### Exercise directions
Copy out all the lines in the records that include the word "numbers".
BEGIN Available records
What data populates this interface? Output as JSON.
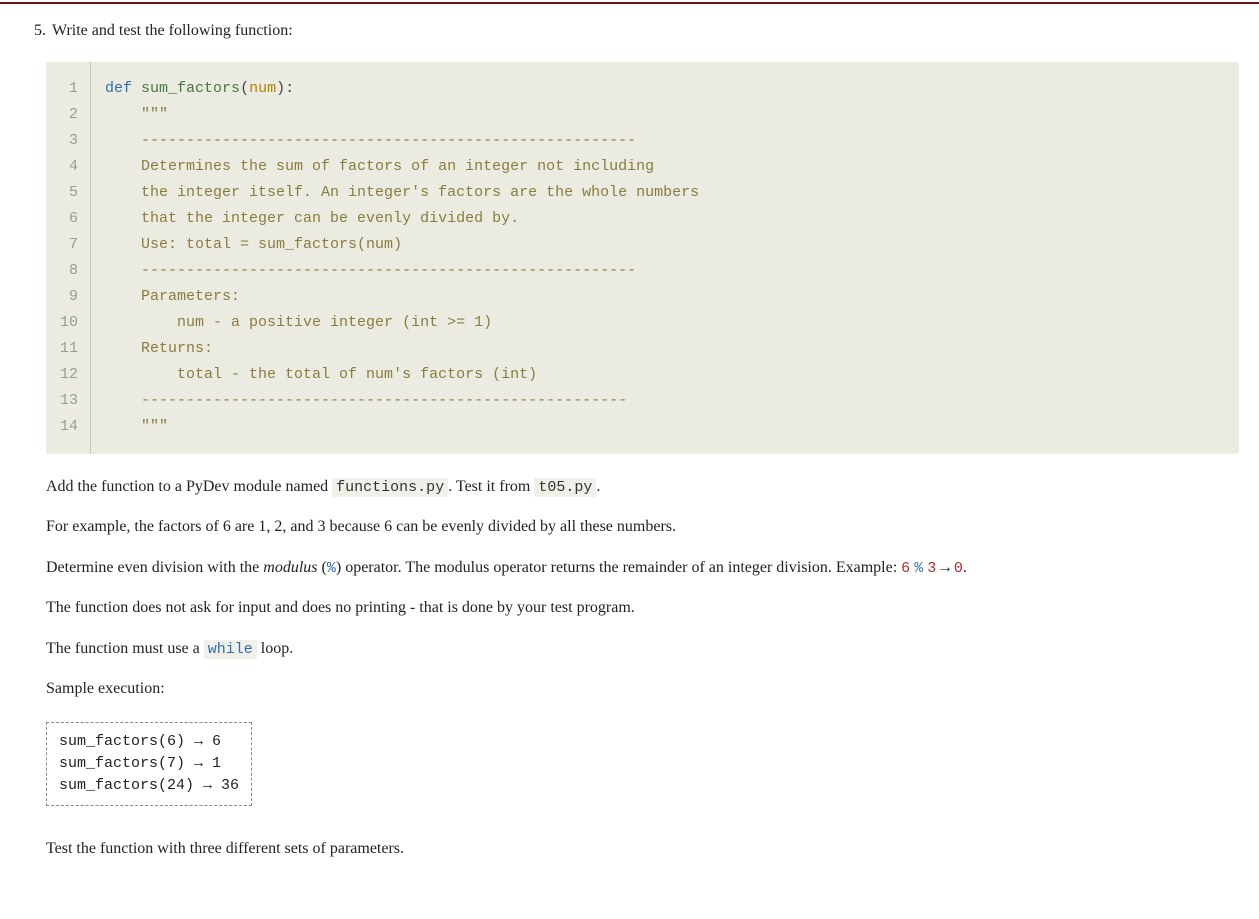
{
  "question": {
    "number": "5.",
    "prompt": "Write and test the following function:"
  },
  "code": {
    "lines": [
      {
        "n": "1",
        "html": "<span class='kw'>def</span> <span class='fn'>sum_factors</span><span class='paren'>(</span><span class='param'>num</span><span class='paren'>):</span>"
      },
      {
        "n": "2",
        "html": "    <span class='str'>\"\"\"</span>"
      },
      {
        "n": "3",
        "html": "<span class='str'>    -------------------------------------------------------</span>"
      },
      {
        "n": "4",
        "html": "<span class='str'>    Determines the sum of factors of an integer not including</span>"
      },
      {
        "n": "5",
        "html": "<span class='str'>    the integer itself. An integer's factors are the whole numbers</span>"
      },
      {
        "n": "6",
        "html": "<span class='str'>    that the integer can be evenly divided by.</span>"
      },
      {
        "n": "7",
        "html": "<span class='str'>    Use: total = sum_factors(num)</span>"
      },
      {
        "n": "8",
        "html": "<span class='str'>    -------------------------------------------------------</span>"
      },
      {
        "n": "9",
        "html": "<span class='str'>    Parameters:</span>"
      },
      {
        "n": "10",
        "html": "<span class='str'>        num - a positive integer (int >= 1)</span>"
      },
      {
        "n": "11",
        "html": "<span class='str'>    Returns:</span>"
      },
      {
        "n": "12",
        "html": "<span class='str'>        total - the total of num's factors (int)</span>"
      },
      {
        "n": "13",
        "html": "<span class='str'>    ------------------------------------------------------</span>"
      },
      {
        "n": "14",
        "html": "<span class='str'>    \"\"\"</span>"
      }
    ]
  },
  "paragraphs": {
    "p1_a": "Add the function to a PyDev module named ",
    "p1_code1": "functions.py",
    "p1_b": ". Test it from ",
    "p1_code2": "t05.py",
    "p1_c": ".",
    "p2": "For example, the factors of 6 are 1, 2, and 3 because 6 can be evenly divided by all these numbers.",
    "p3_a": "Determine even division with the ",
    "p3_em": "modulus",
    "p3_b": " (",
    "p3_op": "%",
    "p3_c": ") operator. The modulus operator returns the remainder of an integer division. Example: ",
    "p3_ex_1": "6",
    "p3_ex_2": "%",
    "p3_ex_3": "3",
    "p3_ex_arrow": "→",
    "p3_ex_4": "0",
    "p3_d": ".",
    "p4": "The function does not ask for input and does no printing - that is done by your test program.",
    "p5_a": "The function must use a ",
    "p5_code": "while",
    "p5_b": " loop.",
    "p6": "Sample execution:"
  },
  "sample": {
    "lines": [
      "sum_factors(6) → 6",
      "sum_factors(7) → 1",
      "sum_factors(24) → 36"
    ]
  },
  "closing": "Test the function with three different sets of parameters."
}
END Available records
### Solution to the problem
        "html": "<span class='str'>    the integer itself. An integer's factors are the whole numbers</span>"
    "p2": "For example, the factors of 6 are 1, 2, and 3 because 6 can be evenly divided by all these numbers.",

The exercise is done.